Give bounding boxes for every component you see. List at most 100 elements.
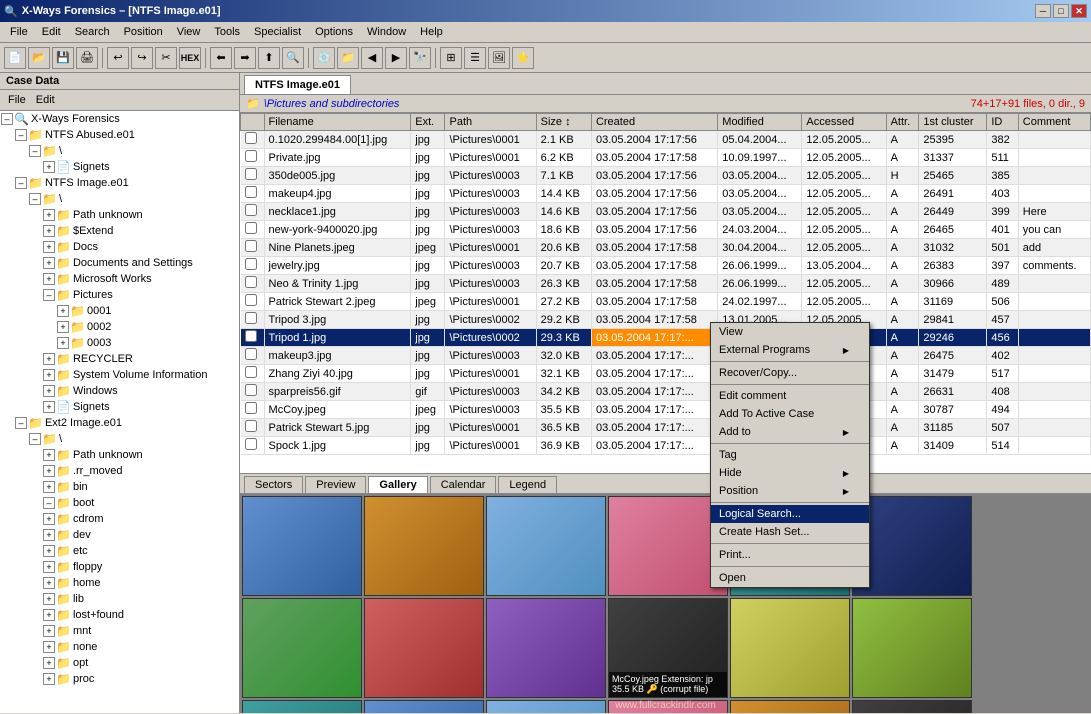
table-row[interactable]: Neo & Trinity 1.jpgjpg\Pictures\000326.3… [241,275,1091,293]
context-menu-item[interactable]: Add to [711,423,869,441]
table-row[interactable]: Spock 1.jpgjpg\Pictures\000136.9 KB03.05… [241,437,1091,455]
row-checkbox[interactable] [245,150,257,162]
menu-position[interactable]: Position [118,24,169,40]
row-checkbox[interactable] [245,312,257,324]
table-row[interactable]: new-york-9400020.jpgjpg\Pictures\000318.… [241,221,1091,239]
table-row[interactable]: jewelry.jpgjpg\Pictures\000320.7 KB03.05… [241,257,1091,275]
toolbar-print[interactable]: 🖨 [76,47,98,69]
menu-options[interactable]: Options [309,24,359,40]
toolbar-undo[interactable]: ↩ [107,47,129,69]
tree-item[interactable]: +📁.rr_moved [0,463,239,479]
context-menu-item[interactable]: External Programs [711,341,869,359]
gallery-thumb[interactable] [242,496,362,596]
tree-item[interactable]: +📁floppy [0,559,239,575]
tree-expand-btn[interactable]: + [43,241,55,253]
tree-expand-btn[interactable]: + [43,673,55,685]
tree-item[interactable]: +📁mnt [0,623,239,639]
col-path[interactable]: Path [445,114,536,131]
menu-tools[interactable]: Tools [208,24,246,40]
context-menu-item[interactable]: Tag [711,446,869,464]
tree-item[interactable]: –📁\ [0,431,239,447]
tree-item[interactable]: +📁Windows [0,383,239,399]
table-row[interactable]: Tripod 1.jpgjpg\Pictures\000229.3 KB03.0… [241,329,1091,347]
gallery-thumb[interactable] [364,700,484,713]
maximize-button[interactable]: □ [1053,4,1069,18]
tree-expand-btn[interactable]: + [43,593,55,605]
tree-expand-btn[interactable]: – [29,145,41,157]
toolbar-cut[interactable]: ✂ [155,47,177,69]
gallery-thumb[interactable] [730,598,850,698]
tree-expand-btn[interactable]: + [57,337,69,349]
tree-expand-btn[interactable]: – [15,177,27,189]
tree-item[interactable]: +📁System Volume Information [0,367,239,383]
tree-item[interactable]: +📁0003 [0,335,239,351]
gallery-thumb[interactable] [486,598,606,698]
main-tab[interactable]: NTFS Image.e01 [244,75,351,94]
toolbar-grid[interactable]: ⊞ [440,47,462,69]
context-menu-item[interactable]: Edit comment [711,387,869,405]
tree-expand-btn[interactable]: + [57,321,69,333]
tree-item[interactable]: –📁\ [0,143,239,159]
gallery-thumb[interactable] [486,700,606,713]
toolbar-back[interactable]: ⬅ [210,47,232,69]
row-checkbox[interactable] [245,258,257,270]
tree-item[interactable]: +📁lib [0,591,239,607]
tab-legend[interactable]: Legend [498,476,557,493]
context-menu-item[interactable]: Print... [711,546,869,564]
table-row[interactable]: Patrick Stewart 5.jpgjpg\Pictures\000136… [241,419,1091,437]
table-row[interactable]: makeup3.jpgjpg\Pictures\000332.0 KB03.05… [241,347,1091,365]
close-button[interactable]: ✕ [1071,4,1087,18]
table-row[interactable]: Private.jpgjpg\Pictures\00016.2 KB03.05.… [241,149,1091,167]
tree-item[interactable]: +📄Signets [0,159,239,175]
tree-item[interactable]: +📁cdrom [0,511,239,527]
table-row[interactable]: Tripod 3.jpgjpg\Pictures\000229.2 KB03.0… [241,311,1091,329]
tree-expand-btn[interactable]: – [43,497,55,509]
tree-expand-btn[interactable]: + [43,449,55,461]
row-checkbox[interactable] [245,348,257,360]
col-cluster[interactable]: 1st cluster [919,114,987,131]
tree-expand-btn[interactable]: + [43,369,55,381]
gallery-thumb[interactable] [364,598,484,698]
case-file-menu[interactable]: File [4,92,30,108]
col-filename[interactable]: Filename [264,114,411,131]
table-row[interactable]: 350de005.jpgjpg\Pictures\00037.1 KB03.05… [241,167,1091,185]
toolbar-up[interactable]: ⬆ [258,47,280,69]
gallery-thumb[interactable]: Mist.jpeg Extension: jpeg 53.9 KB (corru… [730,700,850,713]
row-checkbox[interactable] [245,240,257,252]
tree-item[interactable]: +📁none [0,639,239,655]
gallery-thumb[interactable] [486,496,606,596]
tree-item[interactable]: –📁Pictures [0,287,239,303]
context-menu[interactable]: ViewExternal ProgramsRecover/Copy...Edit… [710,322,870,588]
tree-item[interactable]: +📁0001 [0,303,239,319]
tree-expand-btn[interactable]: + [43,481,55,493]
row-checkbox[interactable] [245,222,257,234]
context-menu-item[interactable]: Logical Search... [711,505,869,523]
tree-expand-btn[interactable]: – [15,129,27,141]
toolbar-folder[interactable]: 📁 [337,47,359,69]
col-modified[interactable]: Modified [718,114,802,131]
toolbar-hex[interactable]: HEX [179,47,201,69]
tree-expand-btn[interactable]: + [43,353,55,365]
toolbar-redo[interactable]: ↪ [131,47,153,69]
gallery-thumb[interactable] [852,700,972,713]
tree-expand-btn[interactable]: + [43,513,55,525]
row-checkbox[interactable] [245,330,257,342]
tree-expand-btn[interactable]: + [43,529,55,541]
gallery-thumb[interactable] [608,700,728,713]
row-checkbox[interactable] [245,384,257,396]
row-checkbox[interactable] [245,420,257,432]
tree-expand-btn[interactable]: + [43,257,55,269]
tree-item[interactable]: +📁bin [0,479,239,495]
tree-expand-btn[interactable]: + [43,577,55,589]
toolbar-list[interactable]: ☰ [464,47,486,69]
tree-expand-btn[interactable]: – [43,289,55,301]
tree-item[interactable]: +📁RECYCLER [0,351,239,367]
tree-item[interactable]: +📁Documents and Settings [0,255,239,271]
tree-expand-btn[interactable]: – [29,433,41,445]
tree-item[interactable]: +📁Docs [0,239,239,255]
context-menu-item[interactable]: Position [711,482,869,500]
table-row[interactable]: McCoy.jpegjpeg\Pictures\000335.5 KB03.05… [241,401,1091,419]
col-created[interactable]: Created [591,114,717,131]
tree-item[interactable]: –📁Ext2 Image.e01 [0,415,239,431]
tree-item[interactable]: –🔍X-Ways Forensics [0,111,239,127]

____________________

- _What is being asked_
Return the part of the records that opens with the line containing "table-row[interactable]: Neo &" and closes with the line containing "tree-item[interactable]: +📁Windows [0,383,239,399]", reproducing each line without change.

- _Completed exercise_
table-row[interactable]: Neo & Trinity 1.jpgjpg\Pictures\000326.3… [241,275,1091,293]
context-menu-item[interactable]: Add to [711,423,869,441]
table-row[interactable]: Spock 1.jpgjpg\Pictures\000136.9 KB03.05… [241,437,1091,455]
row-checkbox[interactable] [245,150,257,162]
menu-position[interactable]: Position [118,24,169,40]
row-checkbox[interactable] [245,312,257,324]
table-row[interactable]: new-york-9400020.jpgjpg\Pictures\000318.… [241,221,1091,239]
table-row[interactable]: jewelry.jpgjpg\Pictures\000320.7 KB03.05… [241,257,1091,275]
toolbar-print[interactable]: 🖨 [76,47,98,69]
menu-options[interactable]: Options [309,24,359,40]
toolbar-undo[interactable]: ↩ [107,47,129,69]
tree-item[interactable]: +📁.rr_moved [0,463,239,479]
context-menu-item[interactable]: External Programs [711,341,869,359]
gallery-thumb[interactable] [242,496,362,596]
tree-item[interactable]: +📁floppy [0,559,239,575]
tree-expand-btn[interactable]: + [43,241,55,253]
tree-expand-btn[interactable]: + [43,673,55,685]
tree-item[interactable]: +📁mnt [0,623,239,639]
col-path[interactable]: Path [445,114,536,131]
menu-tools[interactable]: Tools [208,24,246,40]
context-menu-item[interactable]: Tag [711,446,869,464]
tree-item[interactable]: –📁\ [0,431,239,447]
tree-item[interactable]: +📁Windows [0,383,239,399]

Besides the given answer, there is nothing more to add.